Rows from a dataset
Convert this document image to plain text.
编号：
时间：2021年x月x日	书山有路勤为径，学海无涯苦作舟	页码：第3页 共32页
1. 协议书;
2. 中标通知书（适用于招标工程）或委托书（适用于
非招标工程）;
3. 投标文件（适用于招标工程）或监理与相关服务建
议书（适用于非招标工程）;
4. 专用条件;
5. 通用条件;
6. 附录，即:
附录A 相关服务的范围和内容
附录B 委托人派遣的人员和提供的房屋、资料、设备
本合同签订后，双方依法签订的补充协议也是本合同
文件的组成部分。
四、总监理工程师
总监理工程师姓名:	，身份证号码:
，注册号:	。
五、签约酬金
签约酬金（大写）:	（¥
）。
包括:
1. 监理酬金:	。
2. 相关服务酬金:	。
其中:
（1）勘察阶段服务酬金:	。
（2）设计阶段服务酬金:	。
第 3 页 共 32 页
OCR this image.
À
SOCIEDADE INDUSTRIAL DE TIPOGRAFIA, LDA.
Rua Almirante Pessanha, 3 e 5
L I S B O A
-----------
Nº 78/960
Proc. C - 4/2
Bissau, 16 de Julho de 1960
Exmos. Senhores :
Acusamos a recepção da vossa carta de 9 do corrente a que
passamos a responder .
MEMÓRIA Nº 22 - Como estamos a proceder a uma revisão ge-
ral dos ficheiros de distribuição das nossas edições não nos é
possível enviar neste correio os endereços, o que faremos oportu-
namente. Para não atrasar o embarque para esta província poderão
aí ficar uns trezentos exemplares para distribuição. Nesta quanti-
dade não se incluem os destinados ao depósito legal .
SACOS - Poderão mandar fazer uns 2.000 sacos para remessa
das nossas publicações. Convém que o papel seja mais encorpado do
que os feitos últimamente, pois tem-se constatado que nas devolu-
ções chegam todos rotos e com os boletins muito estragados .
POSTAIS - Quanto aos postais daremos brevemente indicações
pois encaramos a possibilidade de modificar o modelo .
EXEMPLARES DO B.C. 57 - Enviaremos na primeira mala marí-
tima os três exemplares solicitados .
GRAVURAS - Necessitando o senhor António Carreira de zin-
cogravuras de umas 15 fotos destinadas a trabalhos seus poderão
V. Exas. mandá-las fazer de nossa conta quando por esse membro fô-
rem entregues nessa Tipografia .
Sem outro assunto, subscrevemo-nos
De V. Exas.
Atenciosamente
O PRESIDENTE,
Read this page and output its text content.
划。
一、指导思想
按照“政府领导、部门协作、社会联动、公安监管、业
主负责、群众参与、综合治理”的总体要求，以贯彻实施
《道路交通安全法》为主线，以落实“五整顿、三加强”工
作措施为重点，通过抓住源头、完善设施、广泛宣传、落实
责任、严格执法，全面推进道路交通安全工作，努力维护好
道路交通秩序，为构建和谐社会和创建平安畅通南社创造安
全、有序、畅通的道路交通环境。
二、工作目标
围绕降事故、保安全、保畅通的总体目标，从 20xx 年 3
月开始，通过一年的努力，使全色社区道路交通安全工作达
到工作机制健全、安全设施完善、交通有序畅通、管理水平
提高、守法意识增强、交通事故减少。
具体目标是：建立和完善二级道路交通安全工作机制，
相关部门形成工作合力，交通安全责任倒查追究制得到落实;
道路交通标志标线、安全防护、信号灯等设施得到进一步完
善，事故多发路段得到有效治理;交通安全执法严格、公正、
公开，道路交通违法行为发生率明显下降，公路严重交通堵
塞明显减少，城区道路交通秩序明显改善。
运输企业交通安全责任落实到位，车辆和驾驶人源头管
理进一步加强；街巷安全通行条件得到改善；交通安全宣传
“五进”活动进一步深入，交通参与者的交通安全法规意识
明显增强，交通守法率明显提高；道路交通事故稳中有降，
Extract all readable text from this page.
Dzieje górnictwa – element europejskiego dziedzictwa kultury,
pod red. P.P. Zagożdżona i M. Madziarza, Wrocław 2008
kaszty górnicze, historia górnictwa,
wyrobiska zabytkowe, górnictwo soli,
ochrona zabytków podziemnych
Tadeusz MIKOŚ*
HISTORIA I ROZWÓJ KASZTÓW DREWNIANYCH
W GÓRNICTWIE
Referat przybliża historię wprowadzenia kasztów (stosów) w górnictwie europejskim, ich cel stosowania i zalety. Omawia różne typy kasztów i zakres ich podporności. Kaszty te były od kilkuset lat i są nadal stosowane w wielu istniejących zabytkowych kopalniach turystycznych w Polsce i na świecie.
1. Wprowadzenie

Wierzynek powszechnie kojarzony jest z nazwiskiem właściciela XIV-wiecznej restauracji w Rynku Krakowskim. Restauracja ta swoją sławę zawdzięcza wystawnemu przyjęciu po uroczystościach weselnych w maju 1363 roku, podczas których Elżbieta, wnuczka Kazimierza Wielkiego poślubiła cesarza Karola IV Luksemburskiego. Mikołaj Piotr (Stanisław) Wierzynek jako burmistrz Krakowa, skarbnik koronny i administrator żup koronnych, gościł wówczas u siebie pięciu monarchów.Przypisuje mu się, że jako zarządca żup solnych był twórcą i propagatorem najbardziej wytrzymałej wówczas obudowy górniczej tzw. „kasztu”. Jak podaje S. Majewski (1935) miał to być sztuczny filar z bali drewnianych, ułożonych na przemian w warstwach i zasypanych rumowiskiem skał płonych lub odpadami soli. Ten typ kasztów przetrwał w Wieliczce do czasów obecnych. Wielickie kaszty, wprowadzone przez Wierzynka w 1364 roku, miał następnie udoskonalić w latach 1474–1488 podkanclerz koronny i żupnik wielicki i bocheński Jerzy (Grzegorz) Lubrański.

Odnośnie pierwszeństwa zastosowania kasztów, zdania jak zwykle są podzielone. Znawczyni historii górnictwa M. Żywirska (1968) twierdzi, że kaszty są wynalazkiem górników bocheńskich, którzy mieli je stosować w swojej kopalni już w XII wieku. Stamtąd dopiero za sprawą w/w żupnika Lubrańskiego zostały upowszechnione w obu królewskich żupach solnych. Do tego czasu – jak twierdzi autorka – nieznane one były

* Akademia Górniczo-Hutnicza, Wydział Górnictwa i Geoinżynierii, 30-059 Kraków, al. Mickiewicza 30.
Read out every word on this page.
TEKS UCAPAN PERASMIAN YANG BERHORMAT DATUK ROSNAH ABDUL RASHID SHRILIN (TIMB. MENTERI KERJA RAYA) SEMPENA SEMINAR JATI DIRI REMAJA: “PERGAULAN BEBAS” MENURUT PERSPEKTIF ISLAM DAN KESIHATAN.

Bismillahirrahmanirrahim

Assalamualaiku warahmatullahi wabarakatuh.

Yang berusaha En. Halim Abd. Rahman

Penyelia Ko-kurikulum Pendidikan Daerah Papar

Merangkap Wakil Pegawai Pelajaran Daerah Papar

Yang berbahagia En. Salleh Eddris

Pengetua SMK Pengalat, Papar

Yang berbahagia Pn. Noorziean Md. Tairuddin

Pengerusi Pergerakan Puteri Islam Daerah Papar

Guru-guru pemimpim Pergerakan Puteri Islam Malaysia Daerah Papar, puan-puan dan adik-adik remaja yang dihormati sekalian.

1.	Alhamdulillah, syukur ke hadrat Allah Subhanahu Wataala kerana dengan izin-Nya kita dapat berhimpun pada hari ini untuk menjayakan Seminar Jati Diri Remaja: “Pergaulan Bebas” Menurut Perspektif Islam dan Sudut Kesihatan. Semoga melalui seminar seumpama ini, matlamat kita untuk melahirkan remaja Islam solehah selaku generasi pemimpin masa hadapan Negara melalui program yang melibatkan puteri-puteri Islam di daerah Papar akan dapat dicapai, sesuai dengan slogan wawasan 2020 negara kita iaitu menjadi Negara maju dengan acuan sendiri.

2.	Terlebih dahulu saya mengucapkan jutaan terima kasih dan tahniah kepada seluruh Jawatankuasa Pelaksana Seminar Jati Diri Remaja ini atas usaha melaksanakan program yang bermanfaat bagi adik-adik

YOUR INSTRUCTIONS
From the entries above, select each line containing the string "adik".

FINAL RESULT
Guru-guru pemimpim Pergerakan Puteri Islam Malaysia Daerah Papar, puan-puan dan adik-adik remaja yang dihormati sekalian.
2.	Terlebih dahulu saya mengucapkan jutaan terima kasih dan tahniah kepada seluruh Jawatankuasa Pelaksana Seminar Jati Diri Remaja ini atas usaha melaksanakan program yang bermanfaat bagi adik-adik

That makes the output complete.